Lines holding the string "Μεταφορά" are the ones to copy; find them all in the data.

--- START OF Items ---

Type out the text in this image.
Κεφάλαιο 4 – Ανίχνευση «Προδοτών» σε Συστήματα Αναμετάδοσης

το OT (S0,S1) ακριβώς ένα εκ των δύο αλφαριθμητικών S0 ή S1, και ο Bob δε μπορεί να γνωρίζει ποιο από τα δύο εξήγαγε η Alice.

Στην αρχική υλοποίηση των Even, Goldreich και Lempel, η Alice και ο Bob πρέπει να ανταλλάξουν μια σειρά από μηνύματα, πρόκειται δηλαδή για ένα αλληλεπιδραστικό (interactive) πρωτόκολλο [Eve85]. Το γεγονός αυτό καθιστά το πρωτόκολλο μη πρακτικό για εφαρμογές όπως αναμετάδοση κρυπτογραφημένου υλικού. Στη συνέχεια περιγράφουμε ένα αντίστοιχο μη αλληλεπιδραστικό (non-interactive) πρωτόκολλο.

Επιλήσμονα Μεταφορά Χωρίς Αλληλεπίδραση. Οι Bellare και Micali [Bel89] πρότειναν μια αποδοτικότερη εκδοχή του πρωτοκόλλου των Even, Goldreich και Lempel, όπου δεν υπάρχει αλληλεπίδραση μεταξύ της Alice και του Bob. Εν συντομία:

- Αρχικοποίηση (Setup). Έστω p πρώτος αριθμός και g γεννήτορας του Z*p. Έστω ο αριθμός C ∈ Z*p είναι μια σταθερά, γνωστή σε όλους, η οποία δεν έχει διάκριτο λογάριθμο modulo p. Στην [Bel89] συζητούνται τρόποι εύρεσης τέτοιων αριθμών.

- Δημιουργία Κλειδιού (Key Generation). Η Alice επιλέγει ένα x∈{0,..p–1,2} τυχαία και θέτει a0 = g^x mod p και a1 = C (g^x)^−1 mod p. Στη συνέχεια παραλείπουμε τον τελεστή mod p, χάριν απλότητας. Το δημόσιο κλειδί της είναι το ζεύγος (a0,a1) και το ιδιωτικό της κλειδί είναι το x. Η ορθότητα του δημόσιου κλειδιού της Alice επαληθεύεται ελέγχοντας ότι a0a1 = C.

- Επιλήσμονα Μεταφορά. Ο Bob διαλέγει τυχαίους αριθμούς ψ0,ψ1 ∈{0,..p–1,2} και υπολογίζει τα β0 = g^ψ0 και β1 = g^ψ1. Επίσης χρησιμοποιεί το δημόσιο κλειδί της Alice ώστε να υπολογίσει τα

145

--- END OF Items ---

Response for this exercise:
Επιλήσμονα Μεταφορά Χωρίς Αλληλεπίδραση. Οι Bellare και Micali [Bel89] πρότειναν μια αποδοτικότερη εκδοχή του πρωτοκόλλου των Even, Goldreich και Lempel, όπου δεν υπάρχει αλληλεπίδραση μεταξύ της Alice και του Bob. Εν συντομία:
- Επιλήσμονα Μεταφορά. Ο Bob διαλέγει τυχαίους αριθμούς ψ0,ψ1 ∈{0,..p–1,2} και υπολογίζει τα β0 = g^ψ0 και β1 = g^ψ1. Επίσης χρησιμοποιεί το δημόσιο κλειδί της Alice ώστε να υπολογίσει τα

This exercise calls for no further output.